Data shown.

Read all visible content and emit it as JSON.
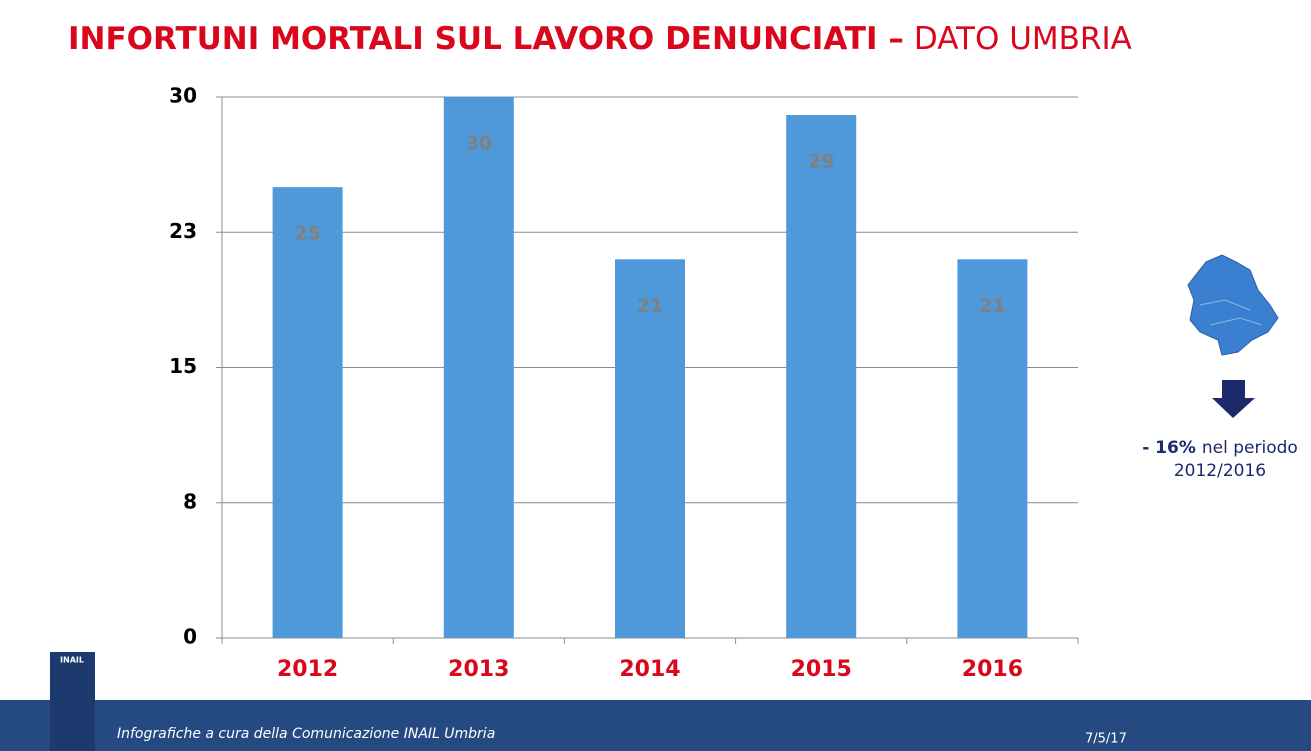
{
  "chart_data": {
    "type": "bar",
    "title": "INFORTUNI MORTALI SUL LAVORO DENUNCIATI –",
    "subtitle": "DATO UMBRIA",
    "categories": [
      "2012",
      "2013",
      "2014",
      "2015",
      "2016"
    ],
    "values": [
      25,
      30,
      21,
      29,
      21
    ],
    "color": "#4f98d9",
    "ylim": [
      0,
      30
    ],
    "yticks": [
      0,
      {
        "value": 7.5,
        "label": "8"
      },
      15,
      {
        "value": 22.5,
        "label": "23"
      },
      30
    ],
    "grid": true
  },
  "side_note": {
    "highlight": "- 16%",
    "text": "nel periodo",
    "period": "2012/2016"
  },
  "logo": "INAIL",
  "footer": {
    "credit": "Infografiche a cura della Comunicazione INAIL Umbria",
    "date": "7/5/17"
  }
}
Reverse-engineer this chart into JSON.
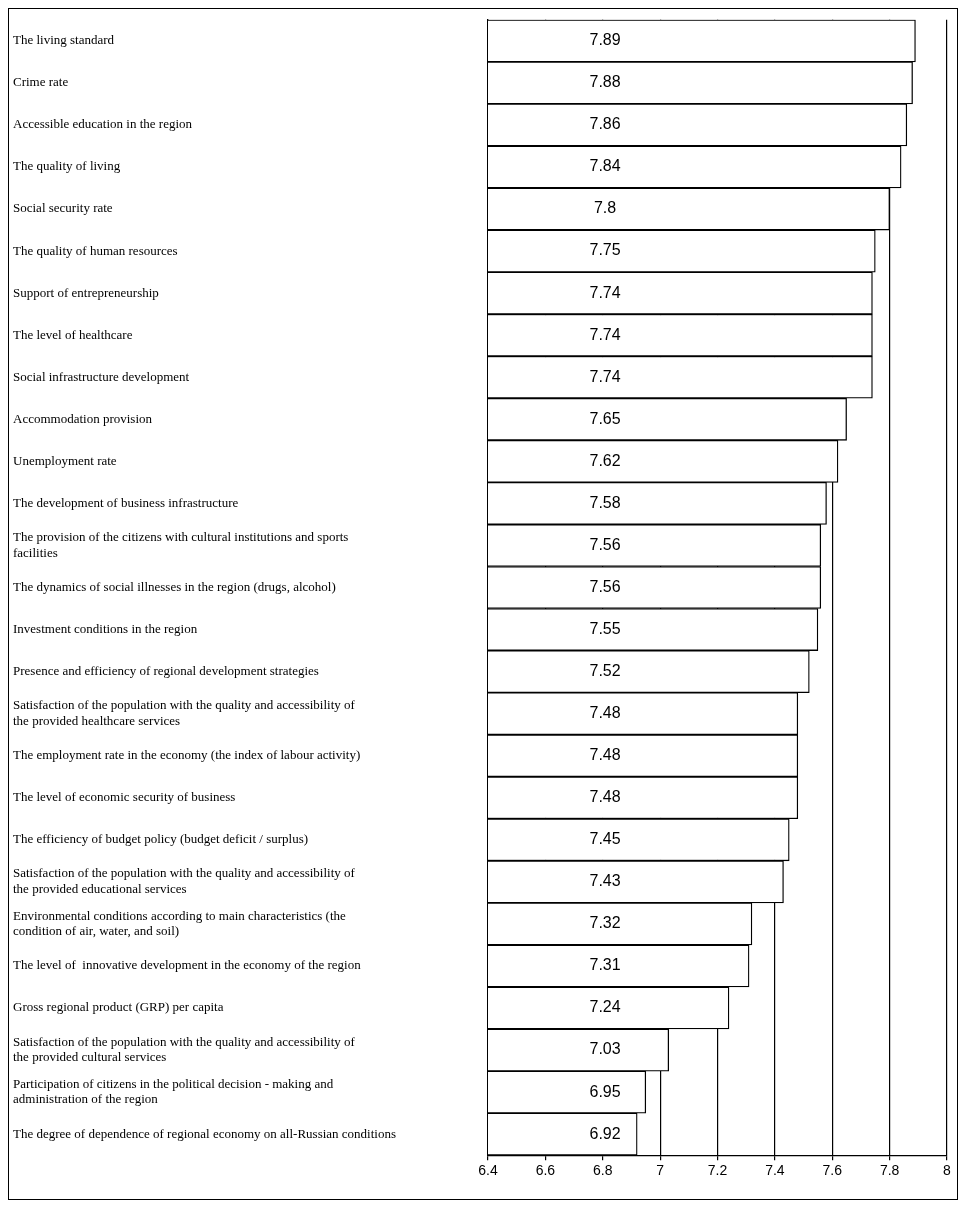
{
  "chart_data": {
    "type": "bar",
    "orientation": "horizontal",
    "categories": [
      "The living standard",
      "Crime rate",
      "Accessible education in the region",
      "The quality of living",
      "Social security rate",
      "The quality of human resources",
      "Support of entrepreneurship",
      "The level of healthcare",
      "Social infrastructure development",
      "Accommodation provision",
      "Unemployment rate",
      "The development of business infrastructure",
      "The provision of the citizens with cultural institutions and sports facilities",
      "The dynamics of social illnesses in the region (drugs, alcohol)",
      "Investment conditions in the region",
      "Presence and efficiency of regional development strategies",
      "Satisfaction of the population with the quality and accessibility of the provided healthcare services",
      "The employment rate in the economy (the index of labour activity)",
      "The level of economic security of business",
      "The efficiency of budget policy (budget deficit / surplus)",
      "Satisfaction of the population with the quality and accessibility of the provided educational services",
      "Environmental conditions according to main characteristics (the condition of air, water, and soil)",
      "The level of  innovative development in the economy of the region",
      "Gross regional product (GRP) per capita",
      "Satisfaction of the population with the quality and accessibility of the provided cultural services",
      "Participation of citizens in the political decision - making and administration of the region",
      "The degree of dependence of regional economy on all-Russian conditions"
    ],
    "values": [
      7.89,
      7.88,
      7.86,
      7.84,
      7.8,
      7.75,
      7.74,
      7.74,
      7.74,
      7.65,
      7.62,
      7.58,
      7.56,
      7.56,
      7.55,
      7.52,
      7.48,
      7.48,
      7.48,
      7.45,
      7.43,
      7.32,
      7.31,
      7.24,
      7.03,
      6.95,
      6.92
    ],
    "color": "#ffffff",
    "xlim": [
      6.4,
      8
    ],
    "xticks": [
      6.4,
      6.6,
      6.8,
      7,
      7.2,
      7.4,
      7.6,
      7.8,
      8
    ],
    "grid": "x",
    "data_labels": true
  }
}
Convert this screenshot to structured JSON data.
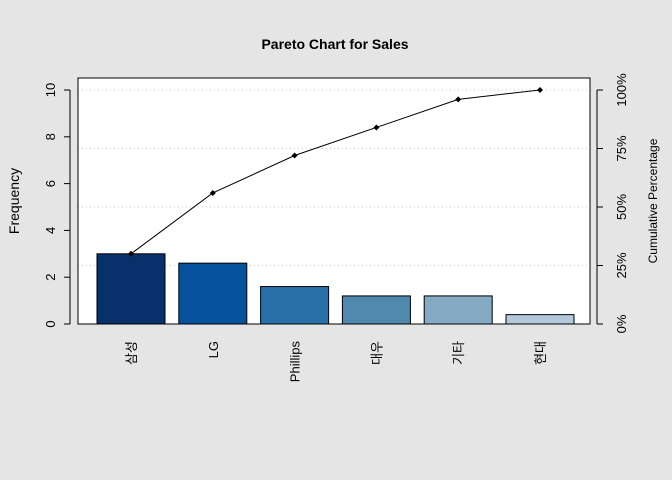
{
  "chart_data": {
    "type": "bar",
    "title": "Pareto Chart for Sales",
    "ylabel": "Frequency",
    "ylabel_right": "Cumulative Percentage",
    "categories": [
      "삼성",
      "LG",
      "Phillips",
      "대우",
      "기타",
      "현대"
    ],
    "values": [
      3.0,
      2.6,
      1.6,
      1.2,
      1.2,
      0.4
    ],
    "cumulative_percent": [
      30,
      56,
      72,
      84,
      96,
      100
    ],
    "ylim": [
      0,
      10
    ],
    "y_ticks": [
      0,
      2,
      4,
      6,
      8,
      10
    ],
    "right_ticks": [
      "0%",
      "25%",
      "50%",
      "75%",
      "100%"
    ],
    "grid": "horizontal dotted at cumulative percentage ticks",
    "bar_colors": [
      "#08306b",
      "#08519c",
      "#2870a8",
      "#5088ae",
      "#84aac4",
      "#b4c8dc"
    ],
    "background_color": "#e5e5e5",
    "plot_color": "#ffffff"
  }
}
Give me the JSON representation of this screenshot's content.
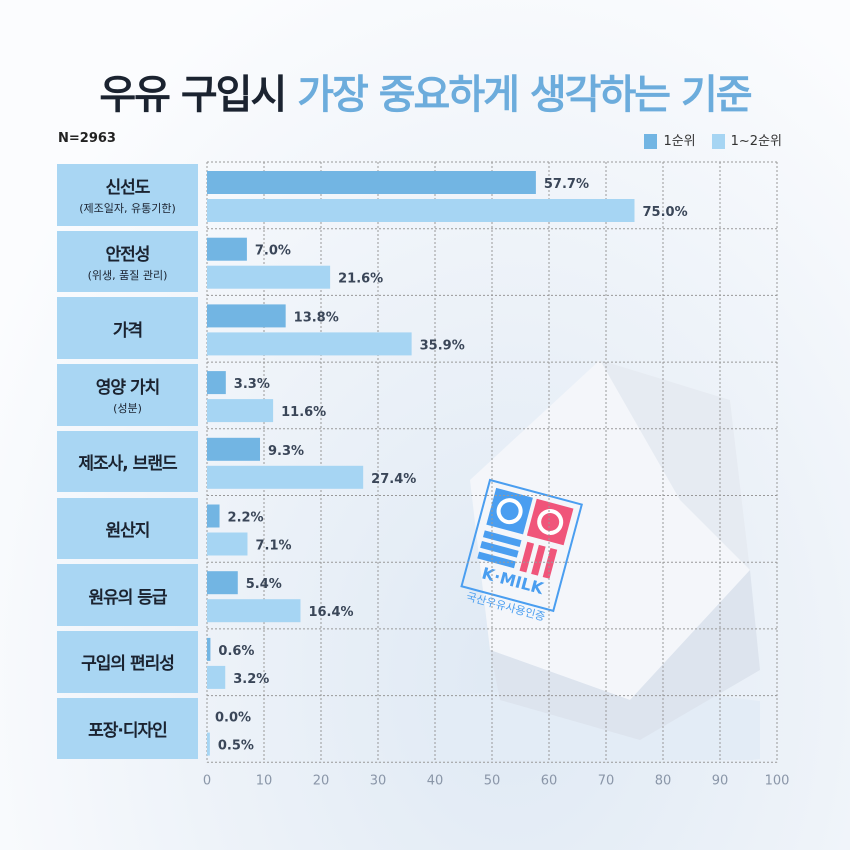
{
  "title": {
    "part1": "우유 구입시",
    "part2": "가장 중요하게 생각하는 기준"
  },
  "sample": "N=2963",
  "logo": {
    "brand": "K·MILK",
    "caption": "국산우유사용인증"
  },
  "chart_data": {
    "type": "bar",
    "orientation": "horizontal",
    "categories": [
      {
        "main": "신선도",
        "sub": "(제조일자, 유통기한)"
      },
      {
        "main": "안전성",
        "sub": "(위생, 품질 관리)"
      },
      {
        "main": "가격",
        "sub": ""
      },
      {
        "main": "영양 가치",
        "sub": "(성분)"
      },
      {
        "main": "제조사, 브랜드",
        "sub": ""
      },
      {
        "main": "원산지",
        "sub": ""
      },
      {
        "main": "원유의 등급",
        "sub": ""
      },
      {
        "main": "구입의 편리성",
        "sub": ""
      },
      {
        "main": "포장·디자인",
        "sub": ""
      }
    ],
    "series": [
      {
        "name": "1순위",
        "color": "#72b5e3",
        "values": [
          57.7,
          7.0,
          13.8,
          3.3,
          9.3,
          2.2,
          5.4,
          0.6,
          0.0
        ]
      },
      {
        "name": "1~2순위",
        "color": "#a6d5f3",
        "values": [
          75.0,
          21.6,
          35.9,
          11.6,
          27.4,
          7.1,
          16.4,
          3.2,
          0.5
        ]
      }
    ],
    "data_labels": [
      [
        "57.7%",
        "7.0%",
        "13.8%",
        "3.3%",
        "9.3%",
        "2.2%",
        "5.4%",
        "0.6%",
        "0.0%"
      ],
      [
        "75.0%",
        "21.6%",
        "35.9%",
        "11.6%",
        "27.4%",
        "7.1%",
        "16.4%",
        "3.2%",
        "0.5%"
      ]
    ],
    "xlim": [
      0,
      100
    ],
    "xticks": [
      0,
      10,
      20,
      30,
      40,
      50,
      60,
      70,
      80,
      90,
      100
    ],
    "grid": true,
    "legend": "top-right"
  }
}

Problem statement. Reproduce the material above in full and without alteration, but skip all pictures.

Result of the task.
Read all visible content and emit it as JSON.
{
  "chart_data": {
    "type": "bar",
    "title": "INFORTUNI MORTALI SUL LAVORO DENUNCIATI –",
    "subtitle": "DATO UMBRIA",
    "categories": [
      "2012",
      "2013",
      "2014",
      "2015",
      "2016"
    ],
    "values": [
      25,
      30,
      21,
      29,
      21
    ],
    "color": "#4f98d9",
    "ylim": [
      0,
      30
    ],
    "yticks": [
      0,
      {
        "value": 7.5,
        "label": "8"
      },
      15,
      {
        "value": 22.5,
        "label": "23"
      },
      30
    ],
    "grid": true
  },
  "side_note": {
    "highlight": "- 16%",
    "text": "nel periodo",
    "period": "2012/2016"
  },
  "logo": "INAIL",
  "footer": {
    "credit": "Infografiche a cura della Comunicazione INAIL Umbria",
    "date": "7/5/17"
  }
}
Reverse-engineer this chart into JSON.
{
  "chart_data": {
    "type": "bar",
    "orientation": "horizontal",
    "categories": [
      "The living standard",
      "Crime rate",
      "Accessible education in the region",
      "The quality of living",
      "Social security rate",
      "The quality of human resources",
      "Support of entrepreneurship",
      "The level of healthcare",
      "Social infrastructure development",
      "Accommodation provision",
      "Unemployment rate",
      "The development of business infrastructure",
      "The provision of the citizens with cultural institutions and sports facilities",
      "The dynamics of social illnesses in the region (drugs, alcohol)",
      "Investment conditions in the region",
      "Presence and efficiency of regional development strategies",
      "Satisfaction of the population with the quality and accessibility of the provided healthcare services",
      "The employment rate in the economy (the index of labour activity)",
      "The level of economic security of business",
      "The efficiency of budget policy (budget deficit / surplus)",
      "Satisfaction of the population with the quality and accessibility of the provided educational services",
      "Environmental conditions according to main characteristics (the condition of air, water, and soil)",
      "The level of  innovative development in the economy of the region",
      "Gross regional product (GRP) per capita",
      "Satisfaction of the population with the quality and accessibility of the provided cultural services",
      "Participation of citizens in the political decision - making and administration of the region",
      "The degree of dependence of regional economy on all-Russian conditions"
    ],
    "values": [
      7.89,
      7.88,
      7.86,
      7.84,
      7.8,
      7.75,
      7.74,
      7.74,
      7.74,
      7.65,
      7.62,
      7.58,
      7.56,
      7.56,
      7.55,
      7.52,
      7.48,
      7.48,
      7.48,
      7.45,
      7.43,
      7.32,
      7.31,
      7.24,
      7.03,
      6.95,
      6.92
    ],
    "color": "#ffffff",
    "xlim": [
      6.4,
      8
    ],
    "xticks": [
      6.4,
      6.6,
      6.8,
      7,
      7.2,
      7.4,
      7.6,
      7.8,
      8
    ],
    "grid": "x",
    "data_labels": true
  }
}
Convert this screenshot to structured JSON data.
{
  "chart_data": {
    "type": "bar",
    "title": "Pareto Chart for Sales",
    "ylabel": "Frequency",
    "ylabel_right": "Cumulative Percentage",
    "categories": [
      "삼성",
      "LG",
      "Phillips",
      "대우",
      "기타",
      "현대"
    ],
    "values": [
      3.0,
      2.6,
      1.6,
      1.2,
      1.2,
      0.4
    ],
    "cumulative_percent": [
      30,
      56,
      72,
      84,
      96,
      100
    ],
    "ylim": [
      0,
      10
    ],
    "y_ticks": [
      0,
      2,
      4,
      6,
      8,
      10
    ],
    "right_ticks": [
      "0%",
      "25%",
      "50%",
      "75%",
      "100%"
    ],
    "grid": "horizontal dotted at cumulative percentage ticks",
    "bar_colors": [
      "#08306b",
      "#08519c",
      "#2870a8",
      "#5088ae",
      "#84aac4",
      "#b4c8dc"
    ],
    "background_color": "#e5e5e5",
    "plot_color": "#ffffff"
  }
}
Give me the JSON representation of this screenshot's content.
{
  "title": {
    "part1": "우유 구입시",
    "part2": "가장 중요하게 생각하는 기준"
  },
  "sample": "N=2963",
  "logo": {
    "brand": "K·MILK",
    "caption": "국산우유사용인증"
  },
  "chart_data": {
    "type": "bar",
    "orientation": "horizontal",
    "categories": [
      {
        "main": "신선도",
        "sub": "(제조일자, 유통기한)"
      },
      {
        "main": "안전성",
        "sub": "(위생, 품질 관리)"
      },
      {
        "main": "가격",
        "sub": ""
      },
      {
        "main": "영양 가치",
        "sub": "(성분)"
      },
      {
        "main": "제조사, 브랜드",
        "sub": ""
      },
      {
        "main": "원산지",
        "sub": ""
      },
      {
        "main": "원유의 등급",
        "sub": ""
      },
      {
        "main": "구입의 편리성",
        "sub": ""
      },
      {
        "main": "포장·디자인",
        "sub": ""
      }
    ],
    "series": [
      {
        "name": "1순위",
        "color": "#72b5e3",
        "values": [
          57.7,
          7.0,
          13.8,
          3.3,
          9.3,
          2.2,
          5.4,
          0.6,
          0.0
        ]
      },
      {
        "name": "1~2순위",
        "color": "#a6d5f3",
        "values": [
          75.0,
          21.6,
          35.9,
          11.6,
          27.4,
          7.1,
          16.4,
          3.2,
          0.5
        ]
      }
    ],
    "data_labels": [
      [
        "57.7%",
        "7.0%",
        "13.8%",
        "3.3%",
        "9.3%",
        "2.2%",
        "5.4%",
        "0.6%",
        "0.0%"
      ],
      [
        "75.0%",
        "21.6%",
        "35.9%",
        "11.6%",
        "27.4%",
        "7.1%",
        "16.4%",
        "3.2%",
        "0.5%"
      ]
    ],
    "xlim": [
      0,
      100
    ],
    "xticks": [
      0,
      10,
      20,
      30,
      40,
      50,
      60,
      70,
      80,
      90,
      100
    ],
    "grid": true,
    "legend": "top-right"
  }
}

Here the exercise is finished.